-- begin Information shown --

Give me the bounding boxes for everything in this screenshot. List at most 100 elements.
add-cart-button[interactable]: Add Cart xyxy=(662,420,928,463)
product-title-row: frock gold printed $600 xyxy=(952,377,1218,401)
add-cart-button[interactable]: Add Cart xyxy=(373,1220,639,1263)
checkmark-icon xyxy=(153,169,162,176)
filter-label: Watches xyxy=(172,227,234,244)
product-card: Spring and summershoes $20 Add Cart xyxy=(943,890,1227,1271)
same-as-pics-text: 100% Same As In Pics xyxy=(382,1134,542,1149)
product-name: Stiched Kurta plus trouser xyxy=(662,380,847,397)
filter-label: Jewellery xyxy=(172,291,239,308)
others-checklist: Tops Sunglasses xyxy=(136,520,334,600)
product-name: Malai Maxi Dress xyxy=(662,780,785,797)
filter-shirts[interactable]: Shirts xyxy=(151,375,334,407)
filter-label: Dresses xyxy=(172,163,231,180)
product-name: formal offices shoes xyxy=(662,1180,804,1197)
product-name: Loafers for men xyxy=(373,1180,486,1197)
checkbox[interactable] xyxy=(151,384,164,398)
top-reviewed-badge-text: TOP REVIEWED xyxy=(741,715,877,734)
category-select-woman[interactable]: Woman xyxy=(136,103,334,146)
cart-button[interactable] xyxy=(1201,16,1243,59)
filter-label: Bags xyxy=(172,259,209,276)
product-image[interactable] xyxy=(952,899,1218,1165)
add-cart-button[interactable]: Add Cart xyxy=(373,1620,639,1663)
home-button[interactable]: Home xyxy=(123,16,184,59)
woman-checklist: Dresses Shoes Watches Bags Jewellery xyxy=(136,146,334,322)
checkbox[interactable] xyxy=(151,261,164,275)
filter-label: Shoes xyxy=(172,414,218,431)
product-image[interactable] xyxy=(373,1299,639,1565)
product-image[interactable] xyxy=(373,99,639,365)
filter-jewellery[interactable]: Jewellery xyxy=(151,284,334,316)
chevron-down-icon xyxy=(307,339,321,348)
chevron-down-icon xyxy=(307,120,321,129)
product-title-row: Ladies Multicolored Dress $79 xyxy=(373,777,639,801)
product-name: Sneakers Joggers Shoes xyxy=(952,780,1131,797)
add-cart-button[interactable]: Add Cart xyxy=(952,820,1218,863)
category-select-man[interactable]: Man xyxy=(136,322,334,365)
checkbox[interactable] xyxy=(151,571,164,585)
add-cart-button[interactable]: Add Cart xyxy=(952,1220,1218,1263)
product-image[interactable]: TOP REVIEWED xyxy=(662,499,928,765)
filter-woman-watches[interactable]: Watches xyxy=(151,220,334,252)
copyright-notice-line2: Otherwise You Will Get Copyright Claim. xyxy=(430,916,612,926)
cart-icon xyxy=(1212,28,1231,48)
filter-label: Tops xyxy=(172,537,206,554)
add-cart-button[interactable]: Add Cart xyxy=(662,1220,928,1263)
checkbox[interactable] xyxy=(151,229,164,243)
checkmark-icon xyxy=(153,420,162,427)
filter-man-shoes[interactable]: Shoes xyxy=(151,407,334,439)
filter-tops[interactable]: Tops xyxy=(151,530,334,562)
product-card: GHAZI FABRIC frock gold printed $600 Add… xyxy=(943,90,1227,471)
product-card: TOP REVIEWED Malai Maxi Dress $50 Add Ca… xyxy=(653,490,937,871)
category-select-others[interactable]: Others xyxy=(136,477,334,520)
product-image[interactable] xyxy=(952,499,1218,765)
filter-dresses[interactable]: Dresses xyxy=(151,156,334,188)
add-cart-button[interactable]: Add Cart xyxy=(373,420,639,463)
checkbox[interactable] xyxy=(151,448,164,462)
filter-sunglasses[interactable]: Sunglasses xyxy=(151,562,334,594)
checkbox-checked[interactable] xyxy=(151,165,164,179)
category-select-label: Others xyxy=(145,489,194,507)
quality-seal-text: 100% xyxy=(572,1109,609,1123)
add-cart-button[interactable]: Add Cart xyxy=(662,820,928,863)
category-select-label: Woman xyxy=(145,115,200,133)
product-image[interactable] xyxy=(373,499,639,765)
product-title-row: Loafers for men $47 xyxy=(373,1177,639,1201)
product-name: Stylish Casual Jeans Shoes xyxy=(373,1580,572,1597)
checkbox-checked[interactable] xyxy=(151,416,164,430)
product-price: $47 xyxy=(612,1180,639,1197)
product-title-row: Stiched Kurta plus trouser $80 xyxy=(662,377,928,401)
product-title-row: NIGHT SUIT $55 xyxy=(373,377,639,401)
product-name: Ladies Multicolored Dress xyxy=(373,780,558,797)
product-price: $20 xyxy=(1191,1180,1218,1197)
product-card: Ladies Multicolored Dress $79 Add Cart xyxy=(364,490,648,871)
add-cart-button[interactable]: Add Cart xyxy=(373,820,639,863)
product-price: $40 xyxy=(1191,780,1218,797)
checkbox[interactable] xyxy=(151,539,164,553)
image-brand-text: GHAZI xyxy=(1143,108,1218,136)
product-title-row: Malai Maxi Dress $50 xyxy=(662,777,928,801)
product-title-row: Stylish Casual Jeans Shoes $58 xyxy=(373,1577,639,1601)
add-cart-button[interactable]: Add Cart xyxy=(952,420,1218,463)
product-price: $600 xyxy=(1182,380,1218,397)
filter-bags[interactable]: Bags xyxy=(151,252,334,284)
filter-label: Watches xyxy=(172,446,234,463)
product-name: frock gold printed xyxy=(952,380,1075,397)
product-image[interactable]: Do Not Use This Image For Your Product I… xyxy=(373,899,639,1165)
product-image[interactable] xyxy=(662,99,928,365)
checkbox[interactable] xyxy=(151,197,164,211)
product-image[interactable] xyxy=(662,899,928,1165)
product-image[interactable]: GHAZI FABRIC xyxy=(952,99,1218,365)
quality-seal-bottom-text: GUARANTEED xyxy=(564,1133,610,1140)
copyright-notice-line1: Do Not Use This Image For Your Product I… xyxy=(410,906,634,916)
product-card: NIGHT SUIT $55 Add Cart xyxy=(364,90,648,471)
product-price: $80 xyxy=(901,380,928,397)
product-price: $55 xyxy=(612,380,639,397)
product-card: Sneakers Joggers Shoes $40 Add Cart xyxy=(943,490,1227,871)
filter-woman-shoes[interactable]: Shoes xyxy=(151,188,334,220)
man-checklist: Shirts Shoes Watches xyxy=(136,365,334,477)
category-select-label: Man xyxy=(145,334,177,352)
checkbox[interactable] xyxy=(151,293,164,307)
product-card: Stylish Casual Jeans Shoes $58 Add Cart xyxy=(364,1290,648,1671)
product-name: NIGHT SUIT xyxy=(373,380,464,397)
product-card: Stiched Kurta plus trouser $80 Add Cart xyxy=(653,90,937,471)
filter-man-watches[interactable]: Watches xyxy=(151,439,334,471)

-- end Information shown --

Please write out all of the records above, line for line, without changing anything.

Give me the bounding boxes for everything in this screenshot. List at most 100 elements.
add-cart-button[interactable]: Add Cart xyxy=(662,420,928,463)
product-title-row: frock gold printed $600 xyxy=(952,377,1218,401)
add-cart-button[interactable]: Add Cart xyxy=(373,1220,639,1263)
checkmark-icon xyxy=(153,169,162,176)
filter-label: Watches xyxy=(172,227,234,244)
product-card: Spring and summershoes $20 Add Cart xyxy=(943,890,1227,1271)
same-as-pics-text: 100% Same As In Pics xyxy=(382,1134,542,1149)
product-name: Stiched Kurta plus trouser xyxy=(662,380,847,397)
filter-label: Jewellery xyxy=(172,291,239,308)
others-checklist: Tops Sunglasses xyxy=(136,520,334,600)
product-name: Malai Maxi Dress xyxy=(662,780,785,797)
filter-shirts[interactable]: Shirts xyxy=(151,375,334,407)
filter-label: Dresses xyxy=(172,163,231,180)
product-name: formal offices shoes xyxy=(662,1180,804,1197)
product-name: Loafers for men xyxy=(373,1180,486,1197)
checkbox[interactable] xyxy=(151,384,164,398)
top-reviewed-badge-text: TOP REVIEWED xyxy=(741,715,877,734)
category-select-woman[interactable]: Woman xyxy=(136,103,334,146)
cart-button[interactable] xyxy=(1201,16,1243,59)
filter-label: Bags xyxy=(172,259,209,276)
product-image[interactable] xyxy=(952,899,1218,1165)
add-cart-button[interactable]: Add Cart xyxy=(373,1620,639,1663)
home-button[interactable]: Home xyxy=(123,16,184,59)
woman-checklist: Dresses Shoes Watches Bags Jewellery xyxy=(136,146,334,322)
checkbox[interactable] xyxy=(151,261,164,275)
filter-label: Shoes xyxy=(172,414,218,431)
product-image[interactable] xyxy=(373,1299,639,1565)
product-image[interactable] xyxy=(373,99,639,365)
filter-jewellery[interactable]: Jewellery xyxy=(151,284,334,316)
chevron-down-icon xyxy=(307,339,321,348)
chevron-down-icon xyxy=(307,120,321,129)
product-title-row: Ladies Multicolored Dress $79 xyxy=(373,777,639,801)
product-name: Sneakers Joggers Shoes xyxy=(952,780,1131,797)
add-cart-button[interactable]: Add Cart xyxy=(952,820,1218,863)
category-select-man[interactable]: Man xyxy=(136,322,334,365)
checkbox[interactable] xyxy=(151,571,164,585)
add-cart-button[interactable]: Add Cart xyxy=(952,1220,1218,1263)
product-image[interactable]: TOP REVIEWED xyxy=(662,499,928,765)
filter-woman-watches[interactable]: Watches xyxy=(151,220,334,252)
copyright-notice-line2: Otherwise You Will Get Copyright Claim. xyxy=(430,916,612,926)
cart-icon xyxy=(1212,28,1231,48)
filter-label: Tops xyxy=(172,537,206,554)
add-cart-button[interactable]: Add Cart xyxy=(662,1220,928,1263)
checkbox[interactable] xyxy=(151,229,164,243)
checkmark-icon xyxy=(153,420,162,427)
filter-man-shoes[interactable]: Shoes xyxy=(151,407,334,439)
filter-tops[interactable]: Tops xyxy=(151,530,334,562)
product-card: GHAZI FABRIC frock gold printed $600 Add… xyxy=(943,90,1227,471)
product-card: TOP REVIEWED Malai Maxi Dress $50 Add Ca… xyxy=(653,490,937,871)
category-select-others[interactable]: Others xyxy=(136,477,334,520)
product-image[interactable] xyxy=(952,499,1218,765)
filter-dresses[interactable]: Dresses xyxy=(151,156,334,188)
add-cart-button[interactable]: Add Cart xyxy=(373,420,639,463)
checkbox[interactable] xyxy=(151,448,164,462)
filter-sunglasses[interactable]: Sunglasses xyxy=(151,562,334,594)
checkbox-checked[interactable] xyxy=(151,165,164,179)
category-select-label: Others xyxy=(145,489,194,507)
quality-seal-text: 100% xyxy=(572,1109,609,1123)
add-cart-button[interactable]: Add Cart xyxy=(662,820,928,863)
category-select-label: Woman xyxy=(145,115,200,133)
product-image[interactable] xyxy=(373,499,639,765)
product-title-row: Loafers for men $47 xyxy=(373,1177,639,1201)
product-name: Stylish Casual Jeans Shoes xyxy=(373,1580,572,1597)
checkbox-checked[interactable] xyxy=(151,416,164,430)
product-price: $47 xyxy=(612,1180,639,1197)
product-title-row: Stiched Kurta plus trouser $80 xyxy=(662,377,928,401)
product-title-row: NIGHT SUIT $55 xyxy=(373,377,639,401)
product-name: Ladies Multicolored Dress xyxy=(373,780,558,797)
product-price: $20 xyxy=(1191,1180,1218,1197)
product-card: Ladies Multicolored Dress $79 Add Cart xyxy=(364,490,648,871)
add-cart-button[interactable]: Add Cart xyxy=(373,820,639,863)
product-price: $40 xyxy=(1191,780,1218,797)
checkbox[interactable] xyxy=(151,539,164,553)
image-brand-text: GHAZI xyxy=(1143,108,1218,136)
product-title-row: Malai Maxi Dress $50 xyxy=(662,777,928,801)
product-title-row: Stylish Casual Jeans Shoes $58 xyxy=(373,1577,639,1601)
add-cart-button[interactable]: Add Cart xyxy=(952,420,1218,463)
product-price: $600 xyxy=(1182,380,1218,397)
filter-bags[interactable]: Bags xyxy=(151,252,334,284)
filter-label: Watches xyxy=(172,446,234,463)
product-name: frock gold printed xyxy=(952,380,1075,397)
product-image[interactable]: Do Not Use This Image For Your Product I… xyxy=(373,899,639,1165)
product-image[interactable] xyxy=(662,99,928,365)
checkbox[interactable] xyxy=(151,197,164,211)
product-image[interactable] xyxy=(662,899,928,1165)
product-image[interactable]: GHAZI FABRIC xyxy=(952,99,1218,365)
quality-seal-bottom-text: GUARANTEED xyxy=(564,1133,610,1140)
copyright-notice-line1: Do Not Use This Image For Your Product I… xyxy=(410,906,634,916)
product-card: NIGHT SUIT $55 Add Cart xyxy=(364,90,648,471)
product-price: $80 xyxy=(901,380,928,397)
product-price: $55 xyxy=(612,380,639,397)
product-card: Sneakers Joggers Shoes $40 Add Cart xyxy=(943,490,1227,871)
filter-woman-shoes[interactable]: Shoes xyxy=(151,188,334,220)
man-checklist: Shirts Shoes Watches xyxy=(136,365,334,477)
category-select-label: Man xyxy=(145,334,177,352)
checkbox[interactable] xyxy=(151,293,164,307)
product-card: Stylish Casual Jeans Shoes $58 Add Cart xyxy=(364,1290,648,1671)
product-name: NIGHT SUIT xyxy=(373,380,464,397)
product-card: Stiched Kurta plus trouser $80 Add Cart xyxy=(653,90,937,471)
filter-man-watches[interactable]: Watches xyxy=(151,439,334,471)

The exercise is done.